=== Dataset rows ===
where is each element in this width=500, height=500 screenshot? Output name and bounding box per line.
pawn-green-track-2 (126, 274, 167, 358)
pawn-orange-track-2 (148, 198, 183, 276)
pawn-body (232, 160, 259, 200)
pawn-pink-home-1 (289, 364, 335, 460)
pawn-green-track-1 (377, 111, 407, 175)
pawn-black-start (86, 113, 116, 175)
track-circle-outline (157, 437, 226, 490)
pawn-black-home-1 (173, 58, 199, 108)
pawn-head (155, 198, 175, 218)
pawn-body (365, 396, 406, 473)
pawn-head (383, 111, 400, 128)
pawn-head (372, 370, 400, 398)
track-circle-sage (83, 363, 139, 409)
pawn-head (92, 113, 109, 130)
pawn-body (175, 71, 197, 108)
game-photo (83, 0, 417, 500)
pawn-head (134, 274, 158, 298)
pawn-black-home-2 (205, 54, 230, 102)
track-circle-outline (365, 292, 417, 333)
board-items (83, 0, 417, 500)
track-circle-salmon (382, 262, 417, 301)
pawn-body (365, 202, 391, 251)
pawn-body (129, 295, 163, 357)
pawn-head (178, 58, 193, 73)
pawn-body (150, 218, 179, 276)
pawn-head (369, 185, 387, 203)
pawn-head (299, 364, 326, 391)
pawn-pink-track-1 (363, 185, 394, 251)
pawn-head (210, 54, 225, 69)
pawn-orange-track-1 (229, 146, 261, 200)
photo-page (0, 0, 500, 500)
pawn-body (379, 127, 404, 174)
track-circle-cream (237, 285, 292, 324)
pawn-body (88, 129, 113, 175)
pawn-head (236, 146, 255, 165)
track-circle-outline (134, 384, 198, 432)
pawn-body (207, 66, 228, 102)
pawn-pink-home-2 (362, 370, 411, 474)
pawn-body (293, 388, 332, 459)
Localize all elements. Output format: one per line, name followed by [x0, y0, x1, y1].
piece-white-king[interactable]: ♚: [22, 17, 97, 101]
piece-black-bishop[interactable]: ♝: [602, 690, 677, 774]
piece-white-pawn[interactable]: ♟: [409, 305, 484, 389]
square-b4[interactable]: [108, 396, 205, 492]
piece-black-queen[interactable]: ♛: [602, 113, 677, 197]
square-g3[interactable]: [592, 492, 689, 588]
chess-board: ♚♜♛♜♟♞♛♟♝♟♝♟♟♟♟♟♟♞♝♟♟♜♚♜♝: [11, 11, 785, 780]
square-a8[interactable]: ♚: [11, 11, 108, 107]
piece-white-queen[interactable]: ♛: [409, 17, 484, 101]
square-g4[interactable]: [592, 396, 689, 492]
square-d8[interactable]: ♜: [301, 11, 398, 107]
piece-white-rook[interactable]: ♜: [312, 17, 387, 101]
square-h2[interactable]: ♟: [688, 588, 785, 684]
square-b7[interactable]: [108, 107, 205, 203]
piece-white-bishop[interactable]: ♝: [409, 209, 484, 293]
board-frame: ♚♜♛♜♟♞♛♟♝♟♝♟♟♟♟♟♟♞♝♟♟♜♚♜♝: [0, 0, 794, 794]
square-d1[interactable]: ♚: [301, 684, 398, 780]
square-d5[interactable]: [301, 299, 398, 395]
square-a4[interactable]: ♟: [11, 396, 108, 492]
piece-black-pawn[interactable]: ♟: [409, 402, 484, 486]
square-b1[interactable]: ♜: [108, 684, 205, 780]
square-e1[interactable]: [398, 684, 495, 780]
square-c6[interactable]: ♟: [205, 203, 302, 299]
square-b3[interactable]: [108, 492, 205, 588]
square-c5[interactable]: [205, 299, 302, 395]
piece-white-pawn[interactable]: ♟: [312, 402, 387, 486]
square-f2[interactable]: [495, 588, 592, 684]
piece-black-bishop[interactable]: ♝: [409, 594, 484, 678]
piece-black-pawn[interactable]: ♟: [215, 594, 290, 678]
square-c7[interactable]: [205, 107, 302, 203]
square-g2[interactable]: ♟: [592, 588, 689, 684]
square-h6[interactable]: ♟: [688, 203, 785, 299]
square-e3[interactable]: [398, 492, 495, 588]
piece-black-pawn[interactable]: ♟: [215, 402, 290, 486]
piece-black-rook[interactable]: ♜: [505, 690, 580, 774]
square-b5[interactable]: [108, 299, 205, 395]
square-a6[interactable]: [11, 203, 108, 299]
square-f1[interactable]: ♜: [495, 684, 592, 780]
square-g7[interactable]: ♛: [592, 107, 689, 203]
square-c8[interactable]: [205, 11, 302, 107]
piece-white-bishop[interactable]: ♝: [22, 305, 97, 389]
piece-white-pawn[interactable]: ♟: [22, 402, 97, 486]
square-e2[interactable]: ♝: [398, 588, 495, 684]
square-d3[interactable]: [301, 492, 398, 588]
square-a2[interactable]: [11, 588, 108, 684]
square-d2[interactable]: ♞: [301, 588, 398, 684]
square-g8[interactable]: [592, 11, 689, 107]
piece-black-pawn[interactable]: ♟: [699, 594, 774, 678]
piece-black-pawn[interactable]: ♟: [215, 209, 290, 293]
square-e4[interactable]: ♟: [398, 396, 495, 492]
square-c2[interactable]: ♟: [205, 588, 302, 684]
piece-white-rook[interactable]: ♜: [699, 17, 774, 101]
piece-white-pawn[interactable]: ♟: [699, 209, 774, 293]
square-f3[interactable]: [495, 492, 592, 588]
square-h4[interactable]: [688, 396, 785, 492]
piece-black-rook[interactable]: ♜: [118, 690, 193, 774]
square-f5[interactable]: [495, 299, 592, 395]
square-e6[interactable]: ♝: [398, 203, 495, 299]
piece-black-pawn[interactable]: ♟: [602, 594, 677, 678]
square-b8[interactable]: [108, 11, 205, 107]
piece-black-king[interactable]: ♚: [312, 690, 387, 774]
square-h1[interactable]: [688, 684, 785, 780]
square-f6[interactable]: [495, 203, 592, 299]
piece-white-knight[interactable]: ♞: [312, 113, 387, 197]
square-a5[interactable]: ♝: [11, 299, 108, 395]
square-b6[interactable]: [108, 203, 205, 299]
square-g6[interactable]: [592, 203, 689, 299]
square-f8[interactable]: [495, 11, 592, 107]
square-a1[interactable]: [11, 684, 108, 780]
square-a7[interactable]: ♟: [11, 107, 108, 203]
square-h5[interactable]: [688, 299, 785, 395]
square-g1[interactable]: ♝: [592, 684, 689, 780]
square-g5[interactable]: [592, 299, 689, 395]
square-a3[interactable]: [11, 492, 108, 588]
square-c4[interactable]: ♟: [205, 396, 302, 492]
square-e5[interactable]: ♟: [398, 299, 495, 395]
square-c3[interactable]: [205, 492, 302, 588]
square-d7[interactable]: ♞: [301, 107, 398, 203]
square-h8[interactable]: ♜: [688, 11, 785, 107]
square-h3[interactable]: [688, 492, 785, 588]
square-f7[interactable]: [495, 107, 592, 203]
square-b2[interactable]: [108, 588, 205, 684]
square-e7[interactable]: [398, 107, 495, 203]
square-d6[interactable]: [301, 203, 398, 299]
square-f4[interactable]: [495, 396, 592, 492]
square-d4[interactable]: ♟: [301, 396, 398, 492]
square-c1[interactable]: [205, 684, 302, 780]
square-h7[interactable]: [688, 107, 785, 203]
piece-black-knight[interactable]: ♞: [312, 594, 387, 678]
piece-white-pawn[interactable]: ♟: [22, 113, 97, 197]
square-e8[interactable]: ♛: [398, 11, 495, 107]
===
=== Written task ===
Present the stretch from the start of the entries through the line containing "board-items (83, 0, 417, 500)" as a numbered list, leaving out any blank lines.

=== Task output ===
1. where is each element in this width=500, height=500 screenshot? Output name and bounding box per line.
2. pawn-green-track-2 (126, 274, 167, 358)
3. pawn-orange-track-2 (148, 198, 183, 276)
4. pawn-body (232, 160, 259, 200)
5. pawn-pink-home-1 (289, 364, 335, 460)
6. pawn-green-track-1 (377, 111, 407, 175)
7. pawn-black-start (86, 113, 116, 175)
8. track-circle-outline (157, 437, 226, 490)
9. pawn-black-home-1 (173, 58, 199, 108)
10. pawn-head (155, 198, 175, 218)
11. pawn-body (365, 396, 406, 473)
12. pawn-head (383, 111, 400, 128)
13. pawn-head (372, 370, 400, 398)
14. track-circle-sage (83, 363, 139, 409)
15. pawn-head (92, 113, 109, 130)
16. pawn-body (175, 71, 197, 108)
17. game-photo (83, 0, 417, 500)
18. pawn-head (134, 274, 158, 298)
19. pawn-black-home-2 (205, 54, 230, 102)
20. track-circle-outline (365, 292, 417, 333)
21. board-items (83, 0, 417, 500)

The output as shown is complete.